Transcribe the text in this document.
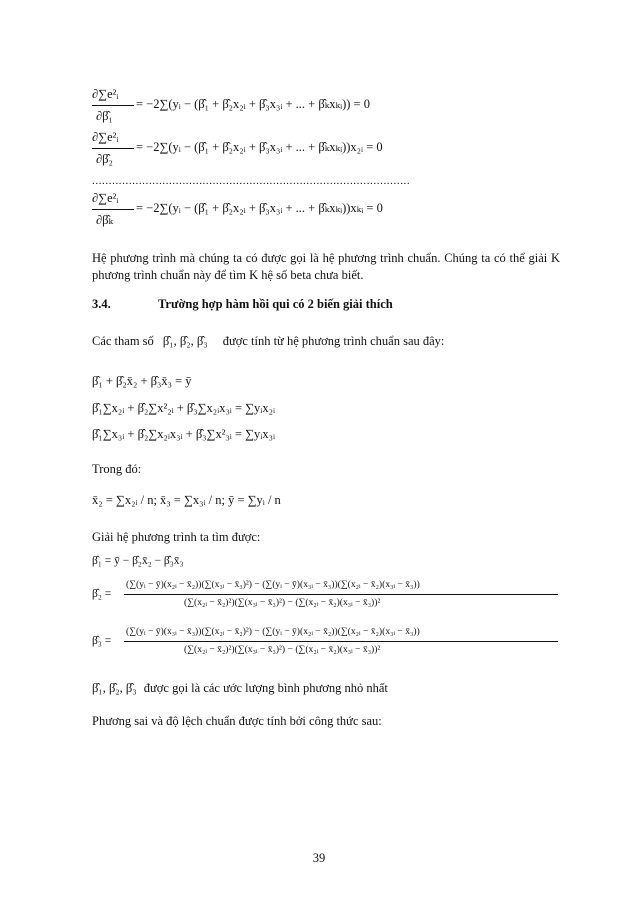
∂∑e²ᵢ
∂β̂₁
= −2∑(yᵢ − (β̂₁ + β̂₂x₂ᵢ + β̂₃x₃ᵢ + ... + β̂ₖxₖᵢ)) = 0
∂∑e²ᵢ
∂β̂₂
= −2∑(yᵢ − (β̂₁ + β̂₂x₂ᵢ + β̂₃x₃ᵢ + ... + β̂ₖxₖᵢ))x₂ᵢ = 0
...............................................................................................
∂∑e²ᵢ
∂β̂ₖ
= −2∑(yᵢ − (β̂₁ + β̂₂x₂ᵢ + β̂₃x₃ᵢ + ... + β̂ₖxₖᵢ))xₖᵢ = 0
Hệ phương trình mà chúng ta có được gọi là hệ phương trình chuẩn. Chúng ta có thể giải K phương trình chuẩn này để tìm K hệ số beta chưa biết.
3.4.	Trường hợp hàm hồi qui có 2 biến giải thích
Các tham số β̂₁, β̂₂, β̂₃ được tính từ hệ phương trình chuẩn sau đây:
β̂₁ + β̂₂x̄₂ + β̂₃x̄₃ = ȳ
β̂₁∑x₂ᵢ + β̂₂∑x²₂ᵢ + β̂₃∑x₂ᵢx₃ᵢ = ∑yᵢx₂ᵢ
β̂₁∑x₃ᵢ + β̂₂∑x₂ᵢx₃ᵢ + β̂₃∑x²₃ᵢ = ∑yᵢx₃ᵢ
Trong đó:
x̄₂ = ∑x₂ᵢ / n; x̄₃ = ∑x₃ᵢ / n; ȳ = ∑yᵢ / n
Giải hệ phương trình ta tìm được:
β̂₁ = ȳ − β̂₂x̄₂ − β̂₃x̄₃
β̂₂ =
(∑(yᵢ − ȳ)(x₂ᵢ − x̄₂))(∑(x₃ᵢ − x̄₃)²) − (∑(yᵢ − ȳ)(x₃ᵢ − x̄₃))(∑(x₂ᵢ − x̄₂)(x₃ᵢ − x̄₃))
(∑(x₂ᵢ − x̄₂)²)(∑(x₃ᵢ − x̄₃)²) − (∑(x₂ᵢ − x̄₂)(x₃ᵢ − x̄₃))²
β̂₃ =
(∑(yᵢ − ȳ)(x₃ᵢ − x̄₃))(∑(x₂ᵢ − x̄₂)²) − (∑(yᵢ − ȳ)(x₂ᵢ − x̄₂))(∑(x₂ᵢ − x̄₂)(x₃ᵢ − x̄₃))
(∑(x₂ᵢ − x̄₂)²)(∑(x₃ᵢ − x̄₃)²) − (∑(x₂ᵢ − x̄₂)(x₃ᵢ − x̄₃))²
β̂₁, β̂₂, β̂₃ được gọi là các ước lượng bình phương nhỏ nhất
Phương sai và độ lệch chuẩn được tính bởi công thức sau:
39
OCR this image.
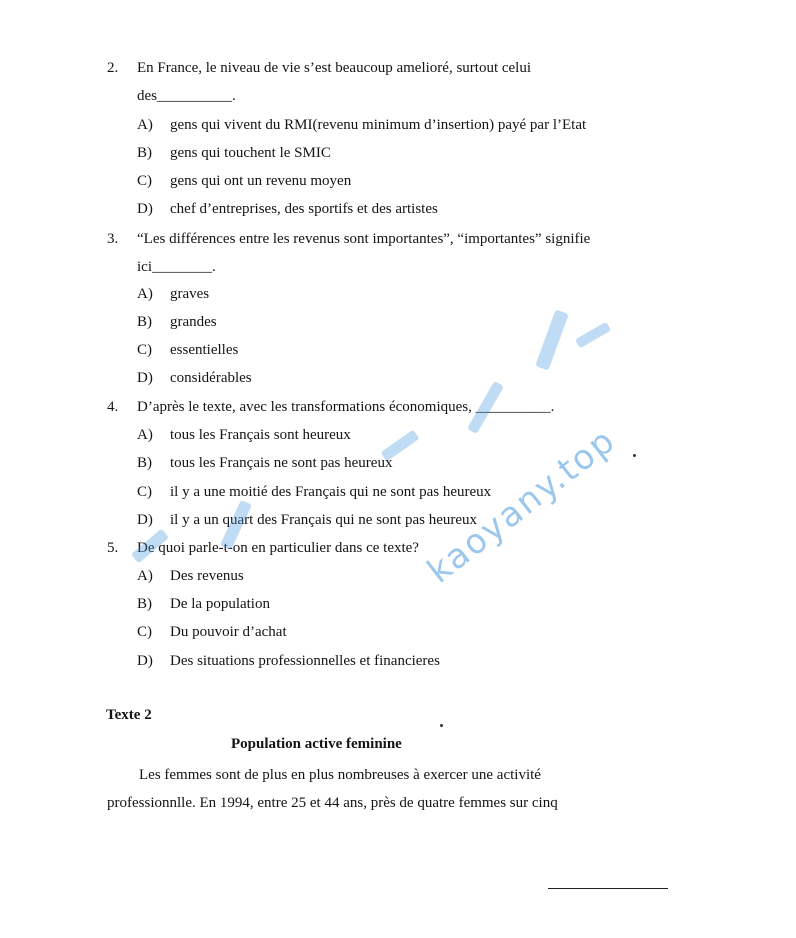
2.	En France, le niveau de vie s’est beaucoup amelioré, surtout celui
des__________.
A) gens qui vivent du RMI(revenu minimum d’insertion) payé par l’Etat
B) gens qui touchent le SMIC
C) gens qui ont un revenu moyen
D) chef d’entreprises, des sportifs et des artistes
3.	“Les différences entre les revenus sont importantes”, “importantes” signifie
ici________.
A) graves
B) grandes
C) essentielles
D) considérables
4.	D’après le texte, avec les transformations économiques, __________.
A) tous les Français sont heureux
B) tous les Français ne sont pas heureux
C) il y a une moitié des Français qui ne sont pas heureux
D) il y a un quart des Français qui ne sont pas heureux
5.	De quoi parle-t-on en particulier dans ce texte?
A) Des revenus
B) De la population
C) Du pouvoir d’achat
D) Des situations professionnelles et financieres
Texte 2
Population active feminine
Les femmes sont de plus en plus nombreuses à exercer une activité
professionnlle. En 1994, entre 25 et 44 ans, près de quatre femmes sur cinq
kaoyany.top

******************************

◆ WHAT IS REQUIRED ◆
Without the pictures, reproduce every line of the records above exactly.

◆ COMPLETE RESPONSE ◆
Transcribe the text in this document.
∂∑e²ᵢ
∂β̂₁
= −2∑(yᵢ − (β̂₁ + β̂₂x₂ᵢ + β̂₃x₃ᵢ + ... + β̂ₖxₖᵢ)) = 0
∂∑e²ᵢ
∂β̂₂
= −2∑(yᵢ − (β̂₁ + β̂₂x₂ᵢ + β̂₃x₃ᵢ + ... + β̂ₖxₖᵢ))x₂ᵢ = 0
...............................................................................................
∂∑e²ᵢ
∂β̂ₖ
= −2∑(yᵢ − (β̂₁ + β̂₂x₂ᵢ + β̂₃x₃ᵢ + ... + β̂ₖxₖᵢ))xₖᵢ = 0
Hệ phương trình mà chúng ta có được gọi là hệ phương trình chuẩn. Chúng ta có thể giải K phương trình chuẩn này để tìm K hệ số beta chưa biết.
3.4.	Trường hợp hàm hồi qui có 2 biến giải thích
Các tham số β̂₁, β̂₂, β̂₃ được tính từ hệ phương trình chuẩn sau đây:
β̂₁ + β̂₂x̄₂ + β̂₃x̄₃ = ȳ
β̂₁∑x₂ᵢ + β̂₂∑x²₂ᵢ + β̂₃∑x₂ᵢx₃ᵢ = ∑yᵢx₂ᵢ
β̂₁∑x₃ᵢ + β̂₂∑x₂ᵢx₃ᵢ + β̂₃∑x²₃ᵢ = ∑yᵢx₃ᵢ
Trong đó:
x̄₂ = ∑x₂ᵢ / n; x̄₃ = ∑x₃ᵢ / n; ȳ = ∑yᵢ / n
Giải hệ phương trình ta tìm được:
β̂₁ = ȳ − β̂₂x̄₂ − β̂₃x̄₃
β̂₂ =
(∑(yᵢ − ȳ)(x₂ᵢ − x̄₂))(∑(x₃ᵢ − x̄₃)²) − (∑(yᵢ − ȳ)(x₃ᵢ − x̄₃))(∑(x₂ᵢ − x̄₂)(x₃ᵢ − x̄₃))
(∑(x₂ᵢ − x̄₂)²)(∑(x₃ᵢ − x̄₃)²) − (∑(x₂ᵢ − x̄₂)(x₃ᵢ − x̄₃))²
β̂₃ =
(∑(yᵢ − ȳ)(x₃ᵢ − x̄₃))(∑(x₂ᵢ − x̄₂)²) − (∑(yᵢ − ȳ)(x₂ᵢ − x̄₂))(∑(x₂ᵢ − x̄₂)(x₃ᵢ − x̄₃))
(∑(x₂ᵢ − x̄₂)²)(∑(x₃ᵢ − x̄₃)²) − (∑(x₂ᵢ − x̄₂)(x₃ᵢ − x̄₃))²
β̂₁, β̂₂, β̂₃ được gọi là các ước lượng bình phương nhỏ nhất
Phương sai và độ lệch chuẩn được tính bởi công thức sau:
39
OCR this image.
2.	En France, le niveau de vie s’est beaucoup amelioré, surtout celui
des__________.
A) gens qui vivent du RMI(revenu minimum d’insertion) payé par l’Etat
B) gens qui touchent le SMIC
C) gens qui ont un revenu moyen
D) chef d’entreprises, des sportifs et des artistes
3.	“Les différences entre les revenus sont importantes”, “importantes” signifie
ici________.
A) graves
B) grandes
C) essentielles
D) considérables
4.	D’après le texte, avec les transformations économiques, __________.
A) tous les Français sont heureux
B) tous les Français ne sont pas heureux
C) il y a une moitié des Français qui ne sont pas heureux
D) il y a un quart des Français qui ne sont pas heureux
5.	De quoi parle-t-on en particulier dans ce texte?
A) Des revenus
B) De la population
C) Du pouvoir d’achat
D) Des situations professionnelles et financieres
Texte 2
Population active feminine
Les femmes sont de plus en plus nombreuses à exercer une activité
professionnlle. En 1994, entre 25 et 44 ans, près de quatre femmes sur cinq
kaoyany.top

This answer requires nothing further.